RECORD SET start

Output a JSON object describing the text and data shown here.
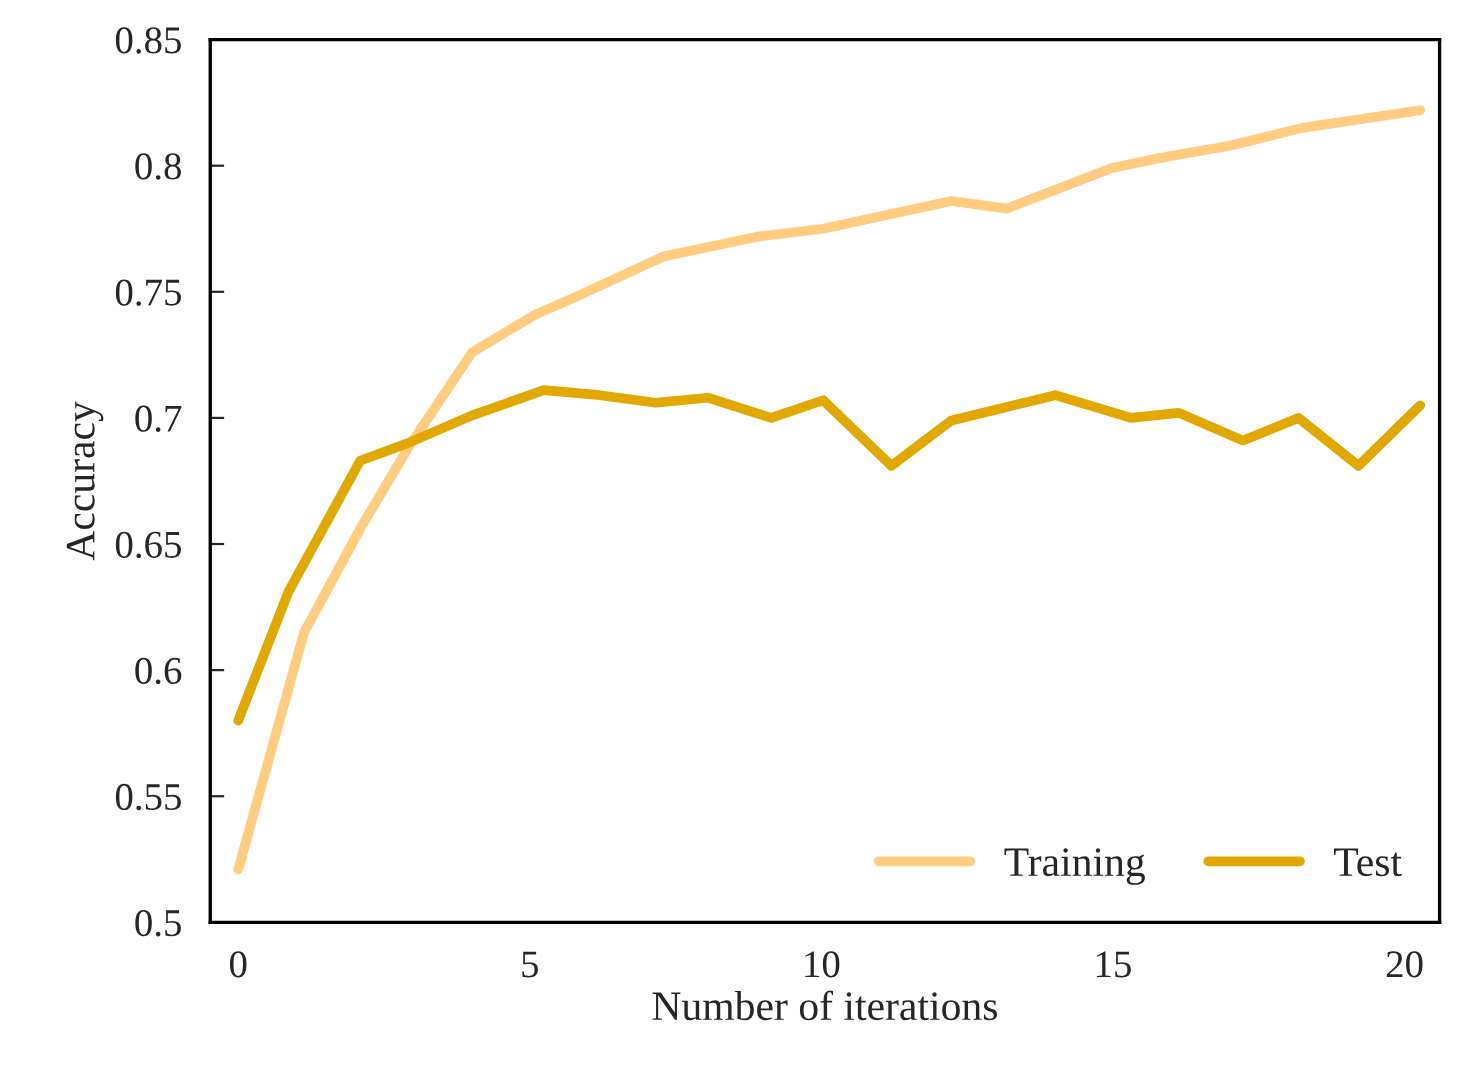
{
  "chart_data": {
    "type": "line",
    "xlabel": "Number of iterations",
    "ylabel": "Accuracy",
    "xlim": [
      -0.48,
      20.6
    ],
    "ylim": [
      0.5,
      0.85
    ],
    "xticks": [
      0,
      5,
      10,
      15,
      20
    ],
    "yticks": [
      0.5,
      0.55,
      0.6,
      0.65,
      0.7,
      0.75,
      0.8,
      0.85
    ],
    "grid": false,
    "legend": "bottom right",
    "marker": "none",
    "line_style": "solid",
    "series": [
      {
        "name": "Training",
        "color": "#ffcc80",
        "x": [
          0,
          1.13,
          2.09,
          2.91,
          4.01,
          5.1,
          5.79,
          7.29,
          8.94,
          10.03,
          12.23,
          13.18,
          14.97,
          15.79,
          17.02,
          18.25,
          20.27
        ],
        "values": [
          0.521,
          0.615,
          0.656,
          0.688,
          0.726,
          0.741,
          0.748,
          0.764,
          0.772,
          0.775,
          0.786,
          0.783,
          0.799,
          0.803,
          0.808,
          0.815,
          0.822
        ]
      },
      {
        "name": "Test",
        "color": "#e0a800",
        "x": [
          0,
          0.86,
          2.09,
          2.91,
          4.01,
          5.24,
          6.2,
          7.16,
          8.05,
          9.14,
          10.03,
          11.2,
          12.23,
          14.01,
          15.31,
          16.13,
          17.23,
          18.18,
          19.21,
          20.27
        ],
        "values": [
          0.58,
          0.631,
          0.683,
          0.69,
          0.701,
          0.711,
          0.709,
          0.706,
          0.708,
          0.7,
          0.707,
          0.681,
          0.699,
          0.709,
          0.7,
          0.702,
          0.691,
          0.7,
          0.681,
          0.705
        ]
      }
    ]
  }
}
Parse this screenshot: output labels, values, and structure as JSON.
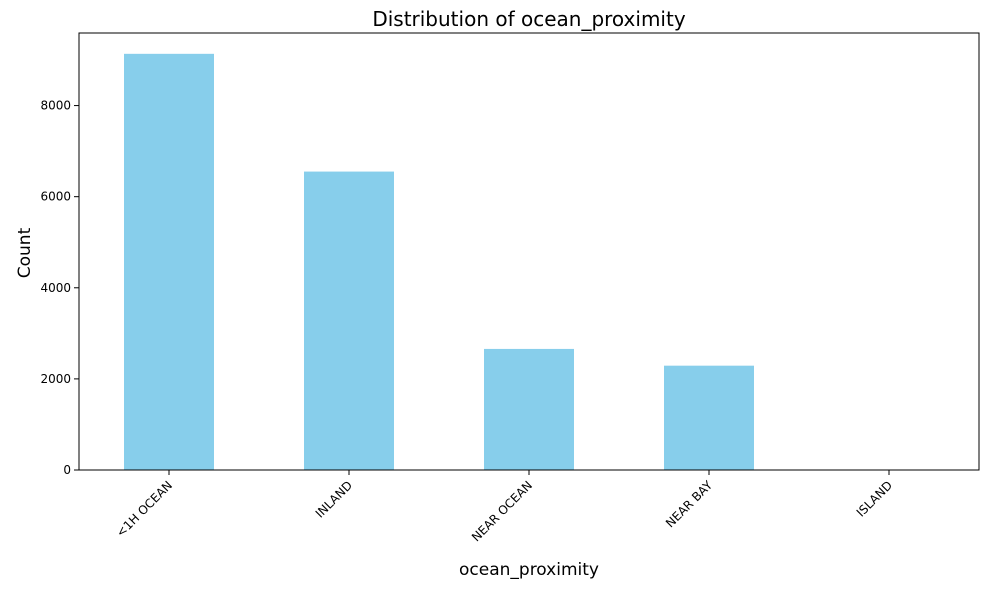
{
  "chart_data": {
    "type": "bar",
    "title": "Distribution of ocean_proximity",
    "xlabel": "ocean_proximity",
    "ylabel": "Count",
    "categories": [
      "<1H OCEAN",
      "INLAND",
      "NEAR OCEAN",
      "NEAR BAY",
      "ISLAND"
    ],
    "values": [
      9136,
      6551,
      2658,
      2290,
      5
    ],
    "ylim": [
      0,
      9593
    ],
    "yticks": [
      0,
      2000,
      4000,
      6000,
      8000
    ],
    "ytick_labels": [
      "0",
      "2000",
      "4000",
      "6000",
      "8000"
    ],
    "bar_color": "#87ceeb",
    "xtick_rotation": -45,
    "grid": false,
    "legend": "none"
  }
}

RECORD SET end

▶ PROBLEM REQUIREMENTS: Copy the material shown above in full and exactly. Skip the pictures.

▶ FINAL RESULT:
Output a JSON object describing the text and data shown here.
{
  "chart_data": {
    "type": "line",
    "xlabel": "Number of iterations",
    "ylabel": "Accuracy",
    "xlim": [
      -0.48,
      20.6
    ],
    "ylim": [
      0.5,
      0.85
    ],
    "xticks": [
      0,
      5,
      10,
      15,
      20
    ],
    "yticks": [
      0.5,
      0.55,
      0.6,
      0.65,
      0.7,
      0.75,
      0.8,
      0.85
    ],
    "grid": false,
    "legend": "bottom right",
    "marker": "none",
    "line_style": "solid",
    "series": [
      {
        "name": "Training",
        "color": "#ffcc80",
        "x": [
          0,
          1.13,
          2.09,
          2.91,
          4.01,
          5.1,
          5.79,
          7.29,
          8.94,
          10.03,
          12.23,
          13.18,
          14.97,
          15.79,
          17.02,
          18.25,
          20.27
        ],
        "values": [
          0.521,
          0.615,
          0.656,
          0.688,
          0.726,
          0.741,
          0.748,
          0.764,
          0.772,
          0.775,
          0.786,
          0.783,
          0.799,
          0.803,
          0.808,
          0.815,
          0.822
        ]
      },
      {
        "name": "Test",
        "color": "#e0a800",
        "x": [
          0,
          0.86,
          2.09,
          2.91,
          4.01,
          5.24,
          6.2,
          7.16,
          8.05,
          9.14,
          10.03,
          11.2,
          12.23,
          14.01,
          15.31,
          16.13,
          17.23,
          18.18,
          19.21,
          20.27
        ],
        "values": [
          0.58,
          0.631,
          0.683,
          0.69,
          0.701,
          0.711,
          0.709,
          0.706,
          0.708,
          0.7,
          0.707,
          0.681,
          0.699,
          0.709,
          0.7,
          0.702,
          0.691,
          0.7,
          0.681,
          0.705
        ]
      }
    ]
  }
}
Parse this screenshot: output labels, values, and structure as JSON.
{
  "chart_data": {
    "type": "bar",
    "title": "Distribution of ocean_proximity",
    "xlabel": "ocean_proximity",
    "ylabel": "Count",
    "categories": [
      "<1H OCEAN",
      "INLAND",
      "NEAR OCEAN",
      "NEAR BAY",
      "ISLAND"
    ],
    "values": [
      9136,
      6551,
      2658,
      2290,
      5
    ],
    "ylim": [
      0,
      9593
    ],
    "yticks": [
      0,
      2000,
      4000,
      6000,
      8000
    ],
    "ytick_labels": [
      "0",
      "2000",
      "4000",
      "6000",
      "8000"
    ],
    "bar_color": "#87ceeb",
    "xtick_rotation": -45,
    "grid": false,
    "legend": "none"
  }
}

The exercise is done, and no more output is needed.